━━ Stored rows ━━

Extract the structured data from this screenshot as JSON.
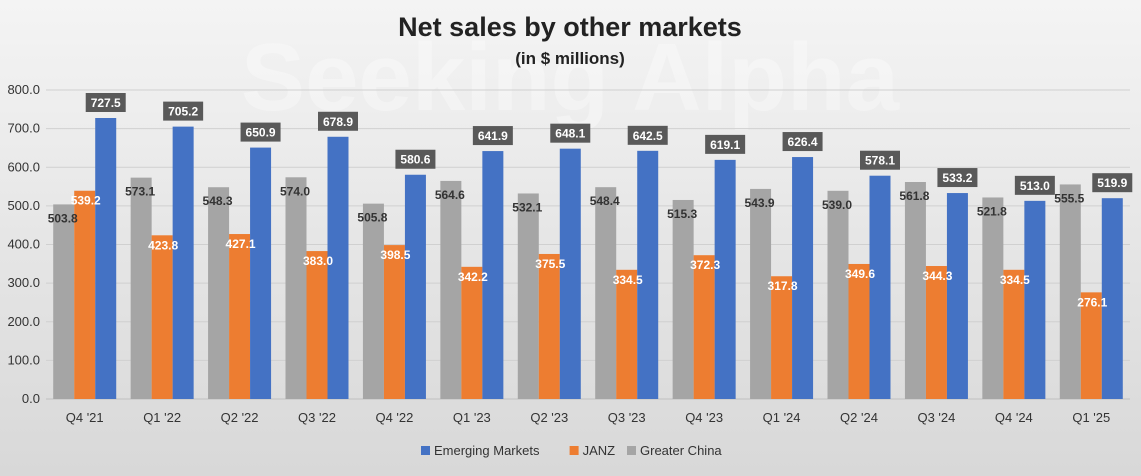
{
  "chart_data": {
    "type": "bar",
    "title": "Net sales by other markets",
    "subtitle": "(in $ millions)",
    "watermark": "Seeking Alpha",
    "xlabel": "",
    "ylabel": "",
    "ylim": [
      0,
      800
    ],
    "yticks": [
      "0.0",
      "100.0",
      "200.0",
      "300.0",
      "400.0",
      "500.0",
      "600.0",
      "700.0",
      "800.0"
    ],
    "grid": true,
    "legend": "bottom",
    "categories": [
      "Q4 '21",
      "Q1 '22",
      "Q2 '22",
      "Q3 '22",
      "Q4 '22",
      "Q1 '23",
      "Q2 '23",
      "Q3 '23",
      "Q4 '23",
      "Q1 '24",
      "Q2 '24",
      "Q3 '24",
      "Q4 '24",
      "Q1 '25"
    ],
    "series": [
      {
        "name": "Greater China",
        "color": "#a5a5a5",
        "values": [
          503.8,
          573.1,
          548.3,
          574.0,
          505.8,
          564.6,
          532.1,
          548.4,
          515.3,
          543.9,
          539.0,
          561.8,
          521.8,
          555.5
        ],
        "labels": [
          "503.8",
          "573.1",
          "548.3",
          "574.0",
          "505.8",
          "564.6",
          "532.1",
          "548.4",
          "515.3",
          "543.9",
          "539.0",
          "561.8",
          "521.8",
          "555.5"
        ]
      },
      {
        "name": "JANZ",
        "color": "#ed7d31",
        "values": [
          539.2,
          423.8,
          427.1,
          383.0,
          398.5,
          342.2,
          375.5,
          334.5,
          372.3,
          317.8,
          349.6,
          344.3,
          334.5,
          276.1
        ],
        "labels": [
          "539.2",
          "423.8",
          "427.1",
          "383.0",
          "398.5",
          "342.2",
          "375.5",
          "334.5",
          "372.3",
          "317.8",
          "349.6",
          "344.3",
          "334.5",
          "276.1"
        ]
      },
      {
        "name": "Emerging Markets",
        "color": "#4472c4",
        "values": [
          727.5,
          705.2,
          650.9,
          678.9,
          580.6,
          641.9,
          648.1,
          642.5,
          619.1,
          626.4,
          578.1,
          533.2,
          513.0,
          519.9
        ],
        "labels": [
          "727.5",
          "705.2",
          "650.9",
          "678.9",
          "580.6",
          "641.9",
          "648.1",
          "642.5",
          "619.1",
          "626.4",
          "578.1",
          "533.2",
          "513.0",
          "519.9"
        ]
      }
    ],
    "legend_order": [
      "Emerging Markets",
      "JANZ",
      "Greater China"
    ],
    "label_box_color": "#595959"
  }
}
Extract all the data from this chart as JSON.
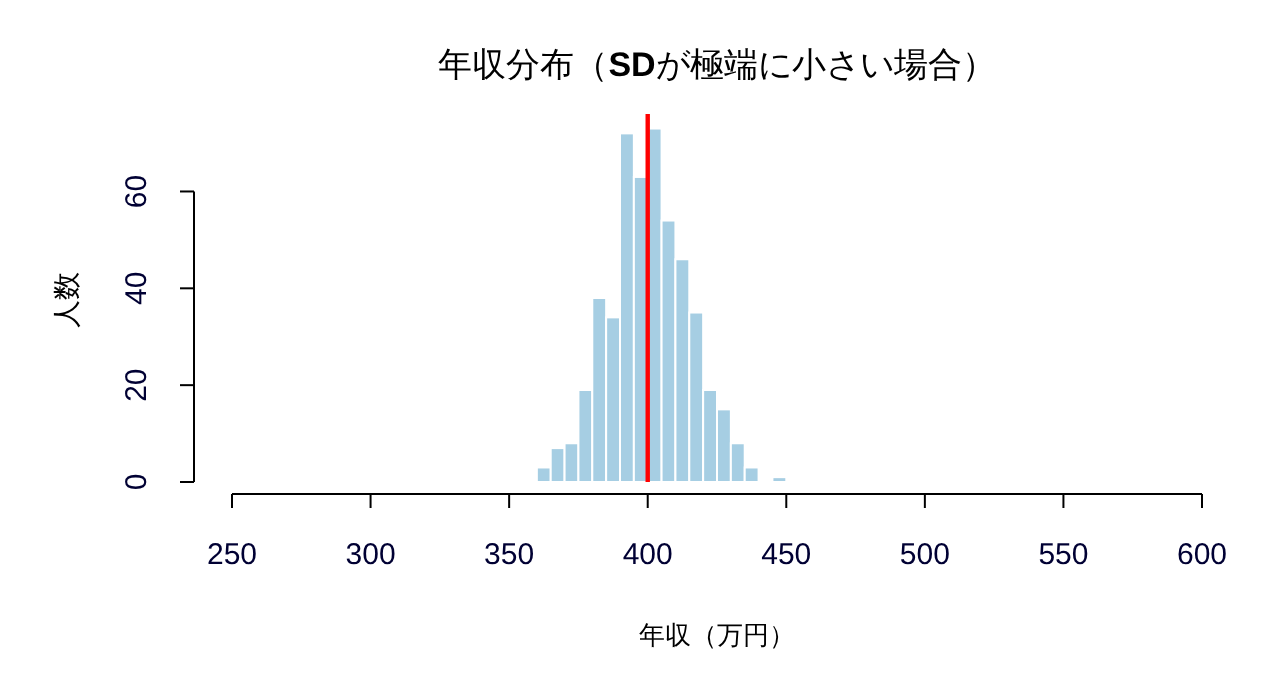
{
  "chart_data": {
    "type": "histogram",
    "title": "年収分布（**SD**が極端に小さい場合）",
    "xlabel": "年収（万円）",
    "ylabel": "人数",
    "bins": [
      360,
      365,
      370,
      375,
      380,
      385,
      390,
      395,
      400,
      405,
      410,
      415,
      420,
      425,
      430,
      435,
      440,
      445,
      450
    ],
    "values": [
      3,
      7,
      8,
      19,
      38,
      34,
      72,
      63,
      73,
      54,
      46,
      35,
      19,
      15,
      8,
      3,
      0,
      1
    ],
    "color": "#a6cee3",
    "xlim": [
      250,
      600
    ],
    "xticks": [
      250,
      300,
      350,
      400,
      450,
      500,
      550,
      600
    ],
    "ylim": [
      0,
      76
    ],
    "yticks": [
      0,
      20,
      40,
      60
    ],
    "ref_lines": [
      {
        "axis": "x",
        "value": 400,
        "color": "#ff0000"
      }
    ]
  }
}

━━━
━━ Stored rows ━━

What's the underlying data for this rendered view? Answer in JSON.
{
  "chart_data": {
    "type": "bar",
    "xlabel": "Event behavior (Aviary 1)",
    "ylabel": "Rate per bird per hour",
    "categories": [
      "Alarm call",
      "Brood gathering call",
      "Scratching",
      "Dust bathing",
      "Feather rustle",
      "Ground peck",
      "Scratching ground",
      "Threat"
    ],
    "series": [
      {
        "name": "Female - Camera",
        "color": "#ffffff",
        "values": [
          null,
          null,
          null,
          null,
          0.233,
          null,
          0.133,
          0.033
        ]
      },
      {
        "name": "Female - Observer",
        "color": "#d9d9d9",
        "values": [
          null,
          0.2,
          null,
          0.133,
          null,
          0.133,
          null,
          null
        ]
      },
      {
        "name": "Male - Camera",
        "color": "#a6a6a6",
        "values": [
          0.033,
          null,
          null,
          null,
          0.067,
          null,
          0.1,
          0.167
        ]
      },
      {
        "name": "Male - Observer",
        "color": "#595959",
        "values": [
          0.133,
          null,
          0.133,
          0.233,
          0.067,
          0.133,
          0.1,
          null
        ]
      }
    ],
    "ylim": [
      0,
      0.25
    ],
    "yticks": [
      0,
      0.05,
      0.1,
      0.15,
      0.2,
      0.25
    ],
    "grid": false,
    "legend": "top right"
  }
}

━━━

-- Your objective --
All lines that include "Emerging" are to be gathered and copied.

-- Reply to the task --
        "name": "Emerging Markets",
      "Emerging Markets",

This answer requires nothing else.